Problem to solve -
Filter the records for lines holding the string "colorbar".

Data to use -
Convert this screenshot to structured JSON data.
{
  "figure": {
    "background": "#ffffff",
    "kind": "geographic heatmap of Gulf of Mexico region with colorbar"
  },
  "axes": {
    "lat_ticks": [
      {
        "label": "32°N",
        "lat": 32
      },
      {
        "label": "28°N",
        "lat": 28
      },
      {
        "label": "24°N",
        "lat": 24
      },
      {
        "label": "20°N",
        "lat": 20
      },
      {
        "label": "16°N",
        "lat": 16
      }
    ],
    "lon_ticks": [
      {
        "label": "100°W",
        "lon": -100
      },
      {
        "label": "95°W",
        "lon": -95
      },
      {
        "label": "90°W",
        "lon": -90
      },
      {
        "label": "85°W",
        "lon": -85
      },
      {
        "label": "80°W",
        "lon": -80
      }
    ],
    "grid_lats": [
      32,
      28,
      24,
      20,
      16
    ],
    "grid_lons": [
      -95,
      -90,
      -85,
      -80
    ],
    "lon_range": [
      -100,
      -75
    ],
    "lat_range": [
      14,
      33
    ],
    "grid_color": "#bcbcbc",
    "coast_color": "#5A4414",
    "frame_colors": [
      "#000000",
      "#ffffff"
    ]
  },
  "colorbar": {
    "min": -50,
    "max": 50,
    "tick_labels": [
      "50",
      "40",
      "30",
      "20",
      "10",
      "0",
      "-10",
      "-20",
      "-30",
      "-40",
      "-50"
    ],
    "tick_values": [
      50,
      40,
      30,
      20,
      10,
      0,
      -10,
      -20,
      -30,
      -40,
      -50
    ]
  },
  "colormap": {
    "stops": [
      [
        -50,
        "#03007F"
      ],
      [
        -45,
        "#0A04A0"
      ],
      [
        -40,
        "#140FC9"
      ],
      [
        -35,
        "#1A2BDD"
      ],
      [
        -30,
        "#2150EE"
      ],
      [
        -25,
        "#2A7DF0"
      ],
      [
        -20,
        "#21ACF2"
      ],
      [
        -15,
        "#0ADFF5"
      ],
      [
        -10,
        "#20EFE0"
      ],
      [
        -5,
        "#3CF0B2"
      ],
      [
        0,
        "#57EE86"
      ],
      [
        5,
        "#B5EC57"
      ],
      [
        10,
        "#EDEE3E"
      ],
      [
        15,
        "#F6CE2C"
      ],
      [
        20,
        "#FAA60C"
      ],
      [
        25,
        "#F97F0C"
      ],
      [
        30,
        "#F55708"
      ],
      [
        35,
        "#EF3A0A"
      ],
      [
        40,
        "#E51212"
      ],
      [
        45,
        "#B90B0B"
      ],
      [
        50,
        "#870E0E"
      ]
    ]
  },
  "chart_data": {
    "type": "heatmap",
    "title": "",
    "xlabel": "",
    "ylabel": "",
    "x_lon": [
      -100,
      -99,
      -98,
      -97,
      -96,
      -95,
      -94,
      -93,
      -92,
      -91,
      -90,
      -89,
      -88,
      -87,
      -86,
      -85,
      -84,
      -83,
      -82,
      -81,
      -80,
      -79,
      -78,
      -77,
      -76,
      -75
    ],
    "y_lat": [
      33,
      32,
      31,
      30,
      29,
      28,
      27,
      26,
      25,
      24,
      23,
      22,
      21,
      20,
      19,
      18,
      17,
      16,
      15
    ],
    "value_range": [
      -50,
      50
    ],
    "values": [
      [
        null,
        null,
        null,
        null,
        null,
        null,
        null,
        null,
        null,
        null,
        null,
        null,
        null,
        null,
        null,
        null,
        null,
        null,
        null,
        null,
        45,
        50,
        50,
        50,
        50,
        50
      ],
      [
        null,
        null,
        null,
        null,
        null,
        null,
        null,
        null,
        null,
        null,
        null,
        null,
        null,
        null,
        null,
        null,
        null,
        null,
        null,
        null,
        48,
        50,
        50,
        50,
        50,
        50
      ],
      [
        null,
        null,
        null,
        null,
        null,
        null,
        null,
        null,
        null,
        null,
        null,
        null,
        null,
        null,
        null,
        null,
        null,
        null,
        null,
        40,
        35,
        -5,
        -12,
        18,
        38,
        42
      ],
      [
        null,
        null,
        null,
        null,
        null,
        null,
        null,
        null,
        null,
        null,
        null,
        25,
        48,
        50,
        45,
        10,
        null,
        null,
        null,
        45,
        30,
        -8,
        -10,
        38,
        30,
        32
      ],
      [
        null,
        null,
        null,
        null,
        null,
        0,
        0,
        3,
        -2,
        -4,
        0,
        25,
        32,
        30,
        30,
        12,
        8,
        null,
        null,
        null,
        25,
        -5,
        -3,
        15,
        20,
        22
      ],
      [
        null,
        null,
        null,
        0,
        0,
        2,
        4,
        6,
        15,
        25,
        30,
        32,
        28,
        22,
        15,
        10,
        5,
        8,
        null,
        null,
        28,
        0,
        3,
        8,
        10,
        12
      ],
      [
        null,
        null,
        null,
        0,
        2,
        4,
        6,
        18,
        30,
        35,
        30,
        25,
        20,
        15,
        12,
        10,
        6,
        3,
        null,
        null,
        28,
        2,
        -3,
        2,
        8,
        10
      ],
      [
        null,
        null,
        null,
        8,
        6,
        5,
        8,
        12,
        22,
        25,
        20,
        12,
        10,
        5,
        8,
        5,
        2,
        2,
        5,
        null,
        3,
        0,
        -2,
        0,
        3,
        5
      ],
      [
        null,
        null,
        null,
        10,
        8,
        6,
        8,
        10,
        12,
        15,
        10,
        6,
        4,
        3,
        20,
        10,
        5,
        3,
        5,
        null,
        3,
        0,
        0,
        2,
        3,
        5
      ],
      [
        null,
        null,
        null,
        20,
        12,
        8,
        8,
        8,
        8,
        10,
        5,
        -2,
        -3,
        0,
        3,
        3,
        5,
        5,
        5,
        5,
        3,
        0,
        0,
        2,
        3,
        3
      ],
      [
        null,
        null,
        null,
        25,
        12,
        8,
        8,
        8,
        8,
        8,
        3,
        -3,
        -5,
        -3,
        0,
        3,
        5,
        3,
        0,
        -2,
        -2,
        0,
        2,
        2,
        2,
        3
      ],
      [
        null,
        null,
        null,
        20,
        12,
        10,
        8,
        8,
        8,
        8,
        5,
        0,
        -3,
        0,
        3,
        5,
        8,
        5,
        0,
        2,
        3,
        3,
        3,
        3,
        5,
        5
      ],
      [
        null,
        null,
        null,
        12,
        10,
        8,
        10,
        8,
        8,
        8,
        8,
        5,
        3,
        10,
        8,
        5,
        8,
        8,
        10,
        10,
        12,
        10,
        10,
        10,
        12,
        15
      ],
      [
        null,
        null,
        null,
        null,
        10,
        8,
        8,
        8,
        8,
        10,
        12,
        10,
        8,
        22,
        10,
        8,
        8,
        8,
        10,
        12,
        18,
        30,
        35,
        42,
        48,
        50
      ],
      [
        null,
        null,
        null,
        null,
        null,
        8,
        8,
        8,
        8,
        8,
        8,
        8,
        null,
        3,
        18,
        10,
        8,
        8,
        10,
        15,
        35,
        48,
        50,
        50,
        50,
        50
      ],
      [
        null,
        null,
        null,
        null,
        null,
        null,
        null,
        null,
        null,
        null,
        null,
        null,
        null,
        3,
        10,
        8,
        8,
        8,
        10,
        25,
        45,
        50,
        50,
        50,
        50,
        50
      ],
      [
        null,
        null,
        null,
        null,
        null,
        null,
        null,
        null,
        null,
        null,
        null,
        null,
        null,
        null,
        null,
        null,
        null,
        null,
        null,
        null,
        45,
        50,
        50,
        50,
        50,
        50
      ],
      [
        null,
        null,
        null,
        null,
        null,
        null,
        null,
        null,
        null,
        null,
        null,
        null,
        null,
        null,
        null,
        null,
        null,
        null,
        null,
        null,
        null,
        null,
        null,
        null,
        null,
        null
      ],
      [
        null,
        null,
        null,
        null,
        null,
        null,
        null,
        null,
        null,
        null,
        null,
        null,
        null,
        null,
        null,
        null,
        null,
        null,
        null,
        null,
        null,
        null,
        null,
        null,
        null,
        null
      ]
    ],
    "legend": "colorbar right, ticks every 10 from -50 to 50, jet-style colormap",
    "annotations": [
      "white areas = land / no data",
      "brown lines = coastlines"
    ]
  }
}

Response -
    "kind": "geographic heatmap of Gulf of Mexico region with colorbar"
  "colorbar": {
    "legend": "colorbar right, ticks every 10 from -50 to 50, jet-style colormap",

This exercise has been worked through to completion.